Return the full material exactly.

# DATA FOR THIS EXERCISE
==========

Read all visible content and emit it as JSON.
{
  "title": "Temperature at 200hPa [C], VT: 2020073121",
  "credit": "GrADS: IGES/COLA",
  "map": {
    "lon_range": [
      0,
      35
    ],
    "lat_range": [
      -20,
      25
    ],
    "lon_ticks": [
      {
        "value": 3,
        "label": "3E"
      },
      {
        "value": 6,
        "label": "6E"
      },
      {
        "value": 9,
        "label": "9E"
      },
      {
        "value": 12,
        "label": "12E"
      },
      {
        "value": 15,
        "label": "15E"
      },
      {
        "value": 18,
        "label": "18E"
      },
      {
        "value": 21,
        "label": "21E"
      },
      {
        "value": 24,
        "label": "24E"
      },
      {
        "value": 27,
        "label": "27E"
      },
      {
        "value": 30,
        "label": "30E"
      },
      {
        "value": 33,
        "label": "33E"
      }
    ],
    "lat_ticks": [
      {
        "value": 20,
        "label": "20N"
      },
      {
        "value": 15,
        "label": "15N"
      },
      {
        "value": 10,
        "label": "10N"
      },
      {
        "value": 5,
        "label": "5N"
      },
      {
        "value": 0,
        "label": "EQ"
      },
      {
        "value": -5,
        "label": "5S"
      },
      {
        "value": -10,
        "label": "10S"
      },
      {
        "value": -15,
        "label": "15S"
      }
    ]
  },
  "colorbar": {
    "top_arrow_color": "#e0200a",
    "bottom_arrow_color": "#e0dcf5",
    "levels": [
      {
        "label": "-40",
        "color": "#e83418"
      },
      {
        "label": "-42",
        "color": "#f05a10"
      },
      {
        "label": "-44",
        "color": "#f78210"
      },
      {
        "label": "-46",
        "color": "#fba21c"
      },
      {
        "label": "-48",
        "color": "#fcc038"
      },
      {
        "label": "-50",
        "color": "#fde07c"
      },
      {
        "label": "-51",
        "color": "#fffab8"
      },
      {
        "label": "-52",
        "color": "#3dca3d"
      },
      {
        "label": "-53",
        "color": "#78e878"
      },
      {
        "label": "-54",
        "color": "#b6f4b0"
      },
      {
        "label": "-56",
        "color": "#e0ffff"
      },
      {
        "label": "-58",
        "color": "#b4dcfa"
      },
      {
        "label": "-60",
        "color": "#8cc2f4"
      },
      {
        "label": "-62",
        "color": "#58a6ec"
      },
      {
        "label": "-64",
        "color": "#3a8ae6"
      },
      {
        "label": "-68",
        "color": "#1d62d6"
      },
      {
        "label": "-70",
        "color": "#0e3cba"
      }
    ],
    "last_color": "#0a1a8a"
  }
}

==========

# TASK OUTPUT
Read all visible content and emit it as JSON.
{
  "title": "Temperature at 200hPa [C], VT: 2020073121",
  "credit": "GrADS: IGES/COLA",
  "map": {
    "lon_range": [
      0,
      35
    ],
    "lat_range": [
      -20,
      25
    ],
    "lon_ticks": [
      {
        "value": 3,
        "label": "3E"
      },
      {
        "value": 6,
        "label": "6E"
      },
      {
        "value": 9,
        "label": "9E"
      },
      {
        "value": 12,
        "label": "12E"
      },
      {
        "value": 15,
        "label": "15E"
      },
      {
        "value": 18,
        "label": "18E"
      },
      {
        "value": 21,
        "label": "21E"
      },
      {
        "value": 24,
        "label": "24E"
      },
      {
        "value": 27,
        "label": "27E"
      },
      {
        "value": 30,
        "label": "30E"
      },
      {
        "value": 33,
        "label": "33E"
      }
    ],
    "lat_ticks": [
      {
        "value": 20,
        "label": "20N"
      },
      {
        "value": 15,
        "label": "15N"
      },
      {
        "value": 10,
        "label": "10N"
      },
      {
        "value": 5,
        "label": "5N"
      },
      {
        "value": 0,
        "label": "EQ"
      },
      {
        "value": -5,
        "label": "5S"
      },
      {
        "value": -10,
        "label": "10S"
      },
      {
        "value": -15,
        "label": "15S"
      }
    ]
  },
  "colorbar": {
    "top_arrow_color": "#e0200a",
    "bottom_arrow_color": "#e0dcf5",
    "levels": [
      {
        "label": "-40",
        "color": "#e83418"
      },
      {
        "label": "-42",
        "color": "#f05a10"
      },
      {
        "label": "-44",
        "color": "#f78210"
      },
      {
        "label": "-46",
        "color": "#fba21c"
      },
      {
        "label": "-48",
        "color": "#fcc038"
      },
      {
        "label": "-50",
        "color": "#fde07c"
      },
      {
        "label": "-51",
        "color": "#fffab8"
      },
      {
        "label": "-52",
        "color": "#3dca3d"
      },
      {
        "label": "-53",
        "color": "#78e878"
      },
      {
        "label": "-54",
        "color": "#b6f4b0"
      },
      {
        "label": "-56",
        "color": "#e0ffff"
      },
      {
        "label": "-58",
        "color": "#b4dcfa"
      },
      {
        "label": "-60",
        "color": "#8cc2f4"
      },
      {
        "label": "-62",
        "color": "#58a6ec"
      },
      {
        "label": "-64",
        "color": "#3a8ae6"
      },
      {
        "label": "-68",
        "color": "#1d62d6"
      },
      {
        "label": "-70",
        "color": "#0e3cba"
      }
    ],
    "last_color": "#0a1a8a"
  }
}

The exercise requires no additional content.